(TÂCHES À RÉALISER):
A - Répondez aux questions suivantes à partir du texte extrait :
(i) Quelle juridiction a rejeté les demandes de la société Euro Cargo Rail par un jugement du 19 décembre 2014 ?
(ii) Quelle somme SNCF Réseau a-t-elle été condamnée à verser à la société Euro Cargo Rail ?
(iii) Quelle somme SNCF Réseau demande-t-elle de mettre à la charge de la société Euro Cargo Rail au titre de l’article L. 761-1 du code de justice administrative ?
B - Dans le texte extrait, reprenez le passage qui commence par les mots "Par un arrêt n° 15PA00819" et se termine par "tunnel de Calais-Fréthun.", en remplaçant "rectifié" par "corrigé".

(TEXTE EXTRAIT):
......
AU NOM DU PEUPLE FRANCAIS
Vu la procédure suivante :
La société Euro Cargo Rail a demandé au tribunal administratif de Paris, par deux demandes, d’annuler les dispositions des documents de références » Horaires de service » pour les années 2012, 2013 et 2014, adoptées par Réseau ferré de France (RFF) devenu SNCF Réseau, relatives à la redevance de sûreté sur le site du faisceau du tunnel de Calais-Fréthun, le refus d’abroger ces dispositions, la décision du 26 octobre 2012 par laquelle RFF a rejeté sa demande tendant à ce qu’il renonce à lui appliquer la redevance et les décisions rejetant les recours formés contre seize factures relatives à la redevance, et d’enjoindre à RFF de lui adresser les avoirs correspondant aux factures émises à son encontre au titre de la redevance.
Par un jugement n°s 1306517/2-1, 1402804/2-1 du 19 décembre 2014, le tribunal administratif de Paris a rejeté ces demandes.
Par un arrêt n° 15PA00819 du 28 juin 2017, rectifié pour erreur matérielle par un arrêt n° 17PA02279 du 24 octobre 2017, la cour administrative d’appel de Paris a, sur appel de la société Euro Cargo Rail, annulé ce jugement ainsi que les dispositions des documents de référence » Horaires de service » de 2012 modifié, de 2013 version 1 et de 2014 version 2 relatives à la redevance de sûreté, le refus de Réseau ferré de France d’abroger ces dispositions, et a condamné SNCF Réseau à verser à la société Euro Cargo Rail la somme de 53 726,72 euros correspondant aux sommes acquittées par cette dernière au titre de la redevance de sûreté sur le faisceau du tunnel de Calais-Fréthun.
Par un pourvoi sommaire, un mémoire complémentaire et un mémoire en réplique, enregistrés au secrétariat du contentieux du Conseil d’Etat les 30 août et 24 novembre 2017 et le 1er octobre 2018, SNCF Réseau demande au Conseil d’Etat :
1°) d’annuler cet arrêt ;
2°) réglant l’affaire au fond, de rejeter l’appel de la société Euro Cargo Rail ;
3°) de mettre à la charge de la société Euro Cargo Rail la somme de 5 000 euros au titre des dispositions de l’article L. 761-1 du code de justice administrative.
......
(DOCUMENTS FOURNIS):

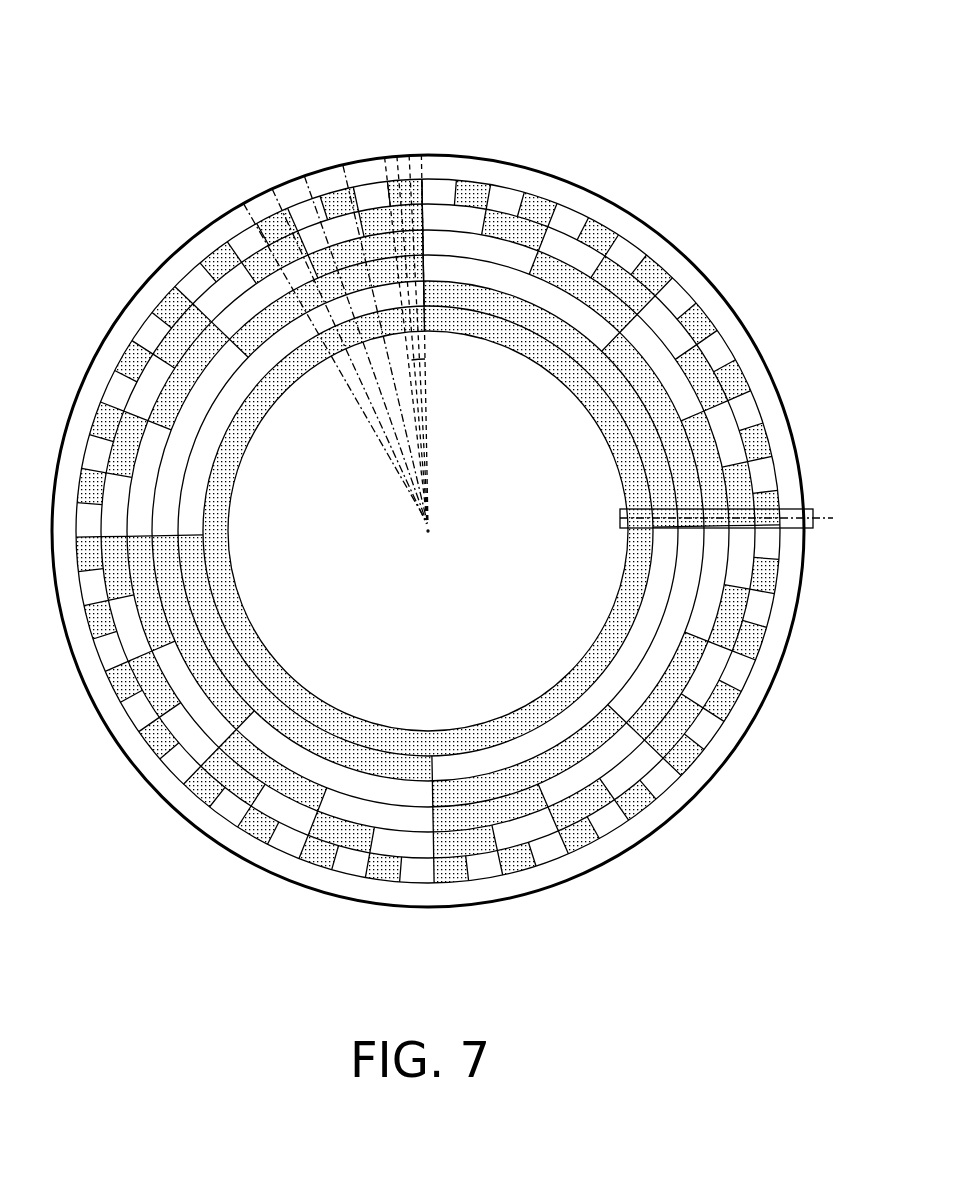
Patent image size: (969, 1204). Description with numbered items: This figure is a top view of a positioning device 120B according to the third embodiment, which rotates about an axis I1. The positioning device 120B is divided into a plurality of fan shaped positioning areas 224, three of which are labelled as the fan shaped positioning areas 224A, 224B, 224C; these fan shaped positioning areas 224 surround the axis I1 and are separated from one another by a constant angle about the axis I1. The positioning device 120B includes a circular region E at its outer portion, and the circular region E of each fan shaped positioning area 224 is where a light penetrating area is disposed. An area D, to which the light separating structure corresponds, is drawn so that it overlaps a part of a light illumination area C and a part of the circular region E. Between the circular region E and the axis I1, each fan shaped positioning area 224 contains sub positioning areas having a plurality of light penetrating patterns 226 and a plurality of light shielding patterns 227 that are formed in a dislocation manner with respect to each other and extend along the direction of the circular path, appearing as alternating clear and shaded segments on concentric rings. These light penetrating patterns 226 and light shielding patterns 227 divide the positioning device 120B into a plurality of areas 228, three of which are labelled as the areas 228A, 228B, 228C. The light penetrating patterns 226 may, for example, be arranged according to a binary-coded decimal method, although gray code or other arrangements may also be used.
......
(RÉPONSES ATTENDUES):
A -
(i) Le tribunal administratif de Paris.
(ii) 53 726,72 euros.
(iii) 5 000 euros.

B -
Par un arrêt n° 15PA00819 du 28 juin 2017, corrigé pour erreur matérielle par un arrêt n° 17PA02279 du 24 octobre 2017, la cour administrative d’appel de Paris a, sur appel de la société Euro Cargo Rail, annulé ce jugement ainsi que les dispositions des documents de référence » Horaires de service » de 2012 modifié, de 2013 version 1 et de 2014 version 2 relatives à la redevance de sûreté, le refus de Réseau ferré de France d’abroger ces dispositions, et a condamné SNCF Réseau à verser à la société Euro Cargo Rail la somme de 53 726,72 euros correspondant aux sommes acquittées par cette dernière au titre de la redevance de sûreté sur le faisceau du tunnel de Calais-Fréthun.